● **Problem requirements**
Lines that contain the string "void" are to be copied; leave out all others.

Stored data:
+--

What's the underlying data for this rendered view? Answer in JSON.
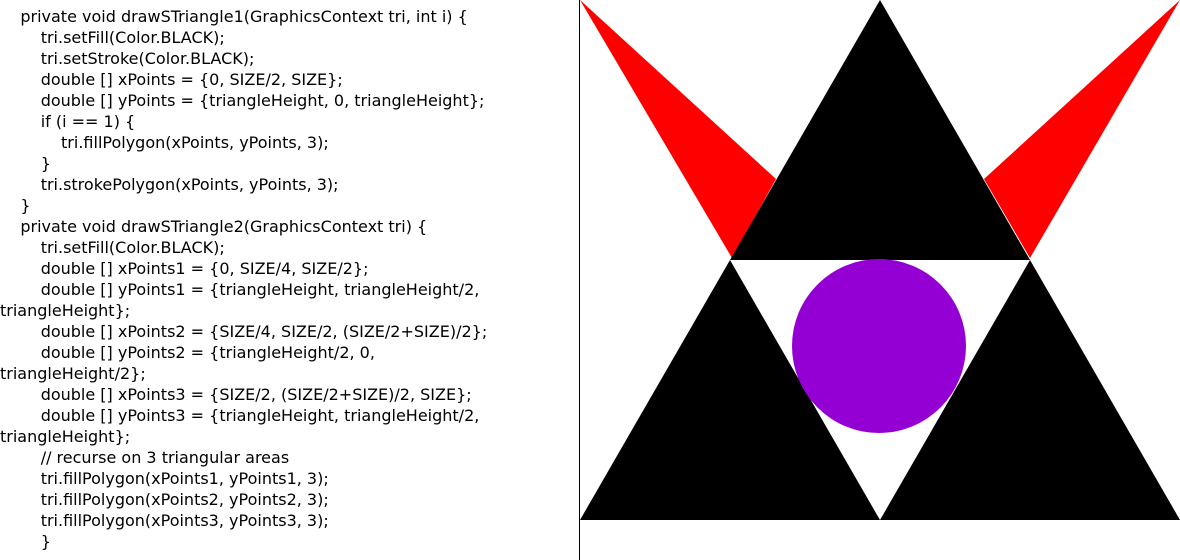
{
  "code_lines": [
    "    private void drawSTriangle1(GraphicsContext tri, int i) {",
    "        tri.setFill(Color.BLACK);",
    "        tri.setStroke(Color.BLACK);",
    "        double [] xPoints = {0, SIZE/2, SIZE};",
    "        double [] yPoints = {triangleHeight, 0, triangleHeight};",
    "        if (i == 1) {",
    "            tri.fillPolygon(xPoints, yPoints, 3);",
    "        }",
    "        tri.strokePolygon(xPoints, yPoints, 3);",
    "    }",
    "    private void drawSTriangle2(GraphicsContext tri) {",
    "        tri.setFill(Color.BLACK);",
    "        double [] xPoints1 = {0, SIZE/4, SIZE/2};",
    "        double [] yPoints1 = {triangleHeight, triangleHeight/2,",
    "triangleHeight};",
    "        double [] xPoints2 = {SIZE/4, SIZE/2, (SIZE/2+SIZE)/2};",
    "        double [] yPoints2 = {triangleHeight/2, 0,",
    "triangleHeight/2};",
    "        double [] xPoints3 = {SIZE/2, (SIZE/2+SIZE)/2, SIZE};",
    "        double [] yPoints3 = {triangleHeight, triangleHeight/2,",
    "triangleHeight};",
    "        // recurse on 3 triangular areas",
    "        tri.fillPolygon(xPoints1, yPoints1, 3);",
    "        tri.fillPolygon(xPoints2, yPoints2, 3);",
    "        tri.fillPolygon(xPoints3, yPoints3, 3);",
    "        }"
  ],
  "colors": {
    "black": "#000000",
    "red": "#ff0000",
    "purple": "#9400d3",
    "white": "#ffffff",
    "divider": "#000000"
  }
}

+--

● **Answer to the task**
    "    private void drawSTriangle1(GraphicsContext tri, int i) {",
    "    private void drawSTriangle2(GraphicsContext tri) {",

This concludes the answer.